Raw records
_ _ _
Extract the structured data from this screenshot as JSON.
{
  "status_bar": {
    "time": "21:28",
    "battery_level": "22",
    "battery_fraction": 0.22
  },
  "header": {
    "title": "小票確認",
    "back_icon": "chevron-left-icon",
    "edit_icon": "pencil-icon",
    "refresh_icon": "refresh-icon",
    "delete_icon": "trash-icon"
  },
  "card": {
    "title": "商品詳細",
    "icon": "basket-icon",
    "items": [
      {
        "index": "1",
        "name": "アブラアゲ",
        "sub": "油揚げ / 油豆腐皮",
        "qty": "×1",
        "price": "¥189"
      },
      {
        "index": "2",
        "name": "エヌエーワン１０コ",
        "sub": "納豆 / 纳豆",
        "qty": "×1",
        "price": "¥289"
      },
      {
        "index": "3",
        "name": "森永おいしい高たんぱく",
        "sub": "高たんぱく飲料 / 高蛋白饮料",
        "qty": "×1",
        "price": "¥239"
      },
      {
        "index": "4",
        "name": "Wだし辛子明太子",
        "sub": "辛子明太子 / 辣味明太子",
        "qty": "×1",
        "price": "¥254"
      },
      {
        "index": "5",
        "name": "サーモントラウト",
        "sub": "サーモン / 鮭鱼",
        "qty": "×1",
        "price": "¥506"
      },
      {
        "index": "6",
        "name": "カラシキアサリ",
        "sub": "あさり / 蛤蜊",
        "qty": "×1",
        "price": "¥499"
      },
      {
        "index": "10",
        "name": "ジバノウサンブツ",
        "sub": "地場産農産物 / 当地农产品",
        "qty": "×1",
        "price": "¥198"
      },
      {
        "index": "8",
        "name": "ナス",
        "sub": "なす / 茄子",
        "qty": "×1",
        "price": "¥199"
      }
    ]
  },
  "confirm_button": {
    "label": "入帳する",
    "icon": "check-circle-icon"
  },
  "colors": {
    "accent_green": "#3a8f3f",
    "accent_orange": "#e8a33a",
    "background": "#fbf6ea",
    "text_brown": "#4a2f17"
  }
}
_ _ _
Problem to solve.
Reproduce the listing above verbatim, from first line to last.

Task answer.
Extract the structured data from this screenshot as JSON.
{
  "status_bar": {
    "time": "21:28",
    "battery_level": "22",
    "battery_fraction": 0.22
  },
  "header": {
    "title": "小票確認",
    "back_icon": "chevron-left-icon",
    "edit_icon": "pencil-icon",
    "refresh_icon": "refresh-icon",
    "delete_icon": "trash-icon"
  },
  "card": {
    "title": "商品詳細",
    "icon": "basket-icon",
    "items": [
      {
        "index": "1",
        "name": "アブラアゲ",
        "sub": "油揚げ / 油豆腐皮",
        "qty": "×1",
        "price": "¥189"
      },
      {
        "index": "2",
        "name": "エヌエーワン１０コ",
        "sub": "納豆 / 纳豆",
        "qty": "×1",
        "price": "¥289"
      },
      {
        "index": "3",
        "name": "森永おいしい高たんぱく",
        "sub": "高たんぱく飲料 / 高蛋白饮料",
        "qty": "×1",
        "price": "¥239"
      },
      {
        "index": "4",
        "name": "Wだし辛子明太子",
        "sub": "辛子明太子 / 辣味明太子",
        "qty": "×1",
        "price": "¥254"
      },
      {
        "index": "5",
        "name": "サーモントラウト",
        "sub": "サーモン / 鮭鱼",
        "qty": "×1",
        "price": "¥506"
      },
      {
        "index": "6",
        "name": "カラシキアサリ",
        "sub": "あさり / 蛤蜊",
        "qty": "×1",
        "price": "¥499"
      },
      {
        "index": "10",
        "name": "ジバノウサンブツ",
        "sub": "地場産農産物 / 当地农产品",
        "qty": "×1",
        "price": "¥198"
      },
      {
        "index": "8",
        "name": "ナス",
        "sub": "なす / 茄子",
        "qty": "×1",
        "price": "¥199"
      }
    ]
  },
  "confirm_button": {
    "label": "入帳する",
    "icon": "check-circle-icon"
  },
  "colors": {
    "accent_green": "#3a8f3f",
    "accent_orange": "#e8a33a",
    "background": "#fbf6ea",
    "text_brown": "#4a2f17"
  }
}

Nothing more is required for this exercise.